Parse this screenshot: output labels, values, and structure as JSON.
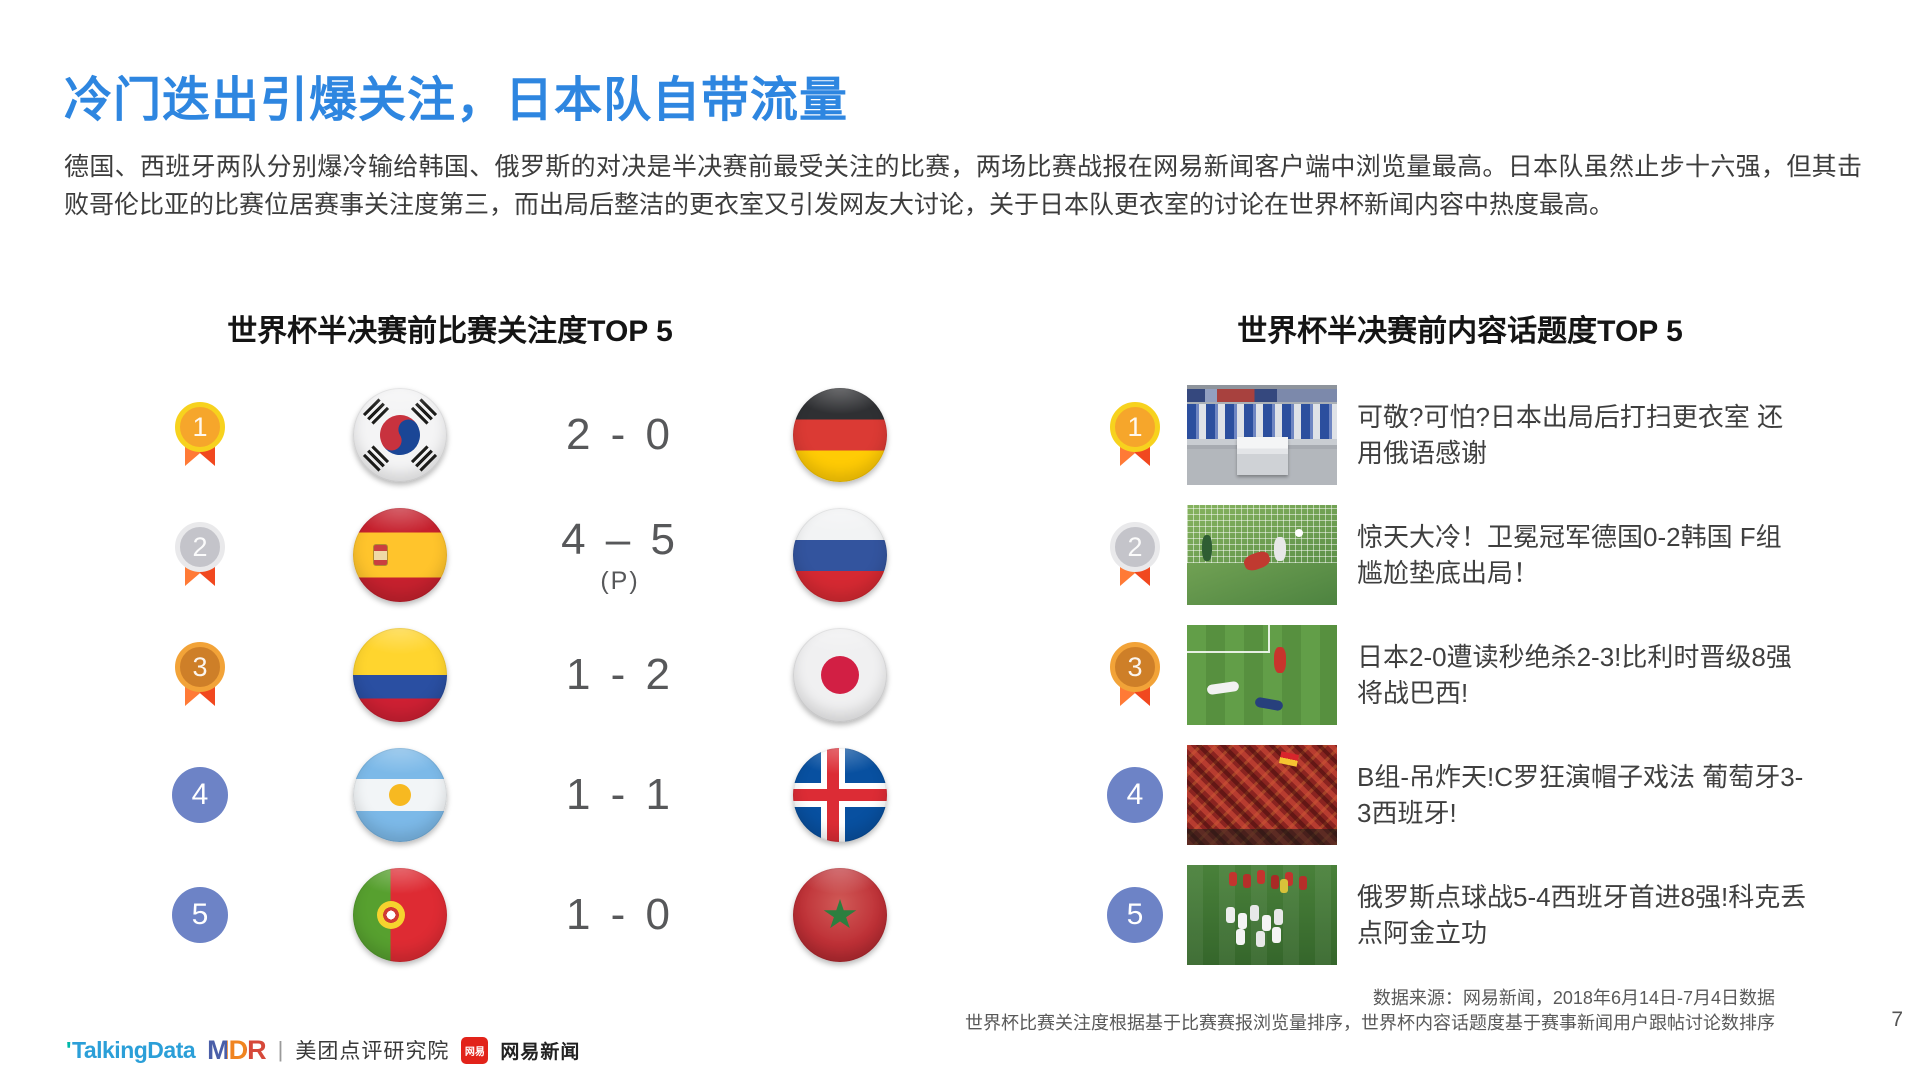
{
  "slide": {
    "title": "冷门迭出引爆关注，日本队自带流量",
    "paragraph": "德国、西班牙两队分别爆冷输给韩国、俄罗斯的对决是半决赛前最受关注的比赛，两场比赛战报在网易新闻客户端中浏览量最高。日本队虽然止步十六强，但其击败哥伦比亚的比赛位居赛事关注度第三，而出局后整洁的更衣室又引发网友大讨论，关于日本队更衣室的讨论在世界杯新闻内容中热度最高。",
    "page_number": "7"
  },
  "left_panel": {
    "title": "世界杯半决赛前比赛关注度TOP 5",
    "rows": [
      {
        "rank": "1",
        "medal": "gold",
        "team1": "south-korea",
        "score": "2 - 0",
        "note": "",
        "team2": "germany"
      },
      {
        "rank": "2",
        "medal": "silver",
        "team1": "spain",
        "score": "4 – 5",
        "note": "(P)",
        "team2": "russia"
      },
      {
        "rank": "3",
        "medal": "bronze",
        "team1": "colombia",
        "score": "1 - 2",
        "note": "",
        "team2": "japan"
      },
      {
        "rank": "4",
        "medal": "none",
        "team1": "argentina",
        "score": "1 - 1",
        "note": "",
        "team2": "iceland"
      },
      {
        "rank": "5",
        "medal": "none",
        "team1": "portugal",
        "score": "1 - 0",
        "note": "",
        "team2": "morocco"
      }
    ]
  },
  "right_panel": {
    "title": "世界杯半决赛前内容话题度TOP 5",
    "rows": [
      {
        "rank": "1",
        "medal": "gold",
        "thumbnail": "japan-locker-room",
        "headline": "可敬?可怕?日本出局后打扫更衣室 还用俄语感谢"
      },
      {
        "rank": "2",
        "medal": "silver",
        "thumbnail": "germany-korea-goal",
        "headline": "惊天大冷！卫冕冠军德国0-2韩国 F组尴尬垫底出局！"
      },
      {
        "rank": "3",
        "medal": "bronze",
        "thumbnail": "japan-belgium-players",
        "headline": "日本2-0遭读秒绝杀2-3!比利时晋级8强将战巴西!"
      },
      {
        "rank": "4",
        "medal": "none",
        "thumbnail": "portugal-spain-crowd",
        "headline": "B组-吊炸天!C罗狂演帽子戏法 葡萄牙3-3西班牙!"
      },
      {
        "rank": "5",
        "medal": "none",
        "thumbnail": "russia-spain-celebration",
        "headline": "俄罗斯点球战5-4西班牙首进8强!科克丢点阿金立功"
      }
    ]
  },
  "footer": {
    "source_line1": "数据来源：网易新闻，2018年6月14日-7月4日数据",
    "source_line2": "世界杯比赛关注度根据基于比赛赛报浏览量排序，世界杯内容话题度基于赛事新闻用户跟帖讨论数排序",
    "logos": {
      "tick": "'",
      "talkingdata": "TalkingData",
      "mdr": "MDR",
      "separator": "|",
      "meituan": "美团点评研究院",
      "netease_badge": "网易",
      "netease": "网易新闻"
    }
  },
  "colors": {
    "title_blue": "#2E86E0",
    "body_text": "#3C3C3C",
    "score_text": "#57585A",
    "gold_ring": "#F7D21E",
    "silver_ring": "#E9E9EB",
    "bronze_ring": "#F2A338",
    "ribbon_orange": "#FF5A22",
    "rank_blue": "#6D83C6"
  }
}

───

What is asked: Output all the records, word for word, with no pictures in the copy.

Solution to the exercise:
Parse this screenshot: output labels, values, and structure as JSON.
{
  "slide": {
    "title": "冷门迭出引爆关注，日本队自带流量",
    "paragraph": "德国、西班牙两队分别爆冷输给韩国、俄罗斯的对决是半决赛前最受关注的比赛，两场比赛战报在网易新闻客户端中浏览量最高。日本队虽然止步十六强，但其击败哥伦比亚的比赛位居赛事关注度第三，而出局后整洁的更衣室又引发网友大讨论，关于日本队更衣室的讨论在世界杯新闻内容中热度最高。",
    "page_number": "7"
  },
  "left_panel": {
    "title": "世界杯半决赛前比赛关注度TOP 5",
    "rows": [
      {
        "rank": "1",
        "medal": "gold",
        "team1": "south-korea",
        "score": "2 - 0",
        "note": "",
        "team2": "germany"
      },
      {
        "rank": "2",
        "medal": "silver",
        "team1": "spain",
        "score": "4 – 5",
        "note": "(P)",
        "team2": "russia"
      },
      {
        "rank": "3",
        "medal": "bronze",
        "team1": "colombia",
        "score": "1 - 2",
        "note": "",
        "team2": "japan"
      },
      {
        "rank": "4",
        "medal": "none",
        "team1": "argentina",
        "score": "1 - 1",
        "note": "",
        "team2": "iceland"
      },
      {
        "rank": "5",
        "medal": "none",
        "team1": "portugal",
        "score": "1 - 0",
        "note": "",
        "team2": "morocco"
      }
    ]
  },
  "right_panel": {
    "title": "世界杯半决赛前内容话题度TOP 5",
    "rows": [
      {
        "rank": "1",
        "medal": "gold",
        "thumbnail": "japan-locker-room",
        "headline": "可敬?可怕?日本出局后打扫更衣室 还用俄语感谢"
      },
      {
        "rank": "2",
        "medal": "silver",
        "thumbnail": "germany-korea-goal",
        "headline": "惊天大冷！卫冕冠军德国0-2韩国 F组尴尬垫底出局！"
      },
      {
        "rank": "3",
        "medal": "bronze",
        "thumbnail": "japan-belgium-players",
        "headline": "日本2-0遭读秒绝杀2-3!比利时晋级8强将战巴西!"
      },
      {
        "rank": "4",
        "medal": "none",
        "thumbnail": "portugal-spain-crowd",
        "headline": "B组-吊炸天!C罗狂演帽子戏法 葡萄牙3-3西班牙!"
      },
      {
        "rank": "5",
        "medal": "none",
        "thumbnail": "russia-spain-celebration",
        "headline": "俄罗斯点球战5-4西班牙首进8强!科克丢点阿金立功"
      }
    ]
  },
  "footer": {
    "source_line1": "数据来源：网易新闻，2018年6月14日-7月4日数据",
    "source_line2": "世界杯比赛关注度根据基于比赛赛报浏览量排序，世界杯内容话题度基于赛事新闻用户跟帖讨论数排序",
    "logos": {
      "tick": "'",
      "talkingdata": "TalkingData",
      "mdr": "MDR",
      "separator": "|",
      "meituan": "美团点评研究院",
      "netease_badge": "网易",
      "netease": "网易新闻"
    }
  },
  "colors": {
    "title_blue": "#2E86E0",
    "body_text": "#3C3C3C",
    "score_text": "#57585A",
    "gold_ring": "#F7D21E",
    "silver_ring": "#E9E9EB",
    "bronze_ring": "#F2A338",
    "ribbon_orange": "#FF5A22",
    "rank_blue": "#6D83C6"
  }
}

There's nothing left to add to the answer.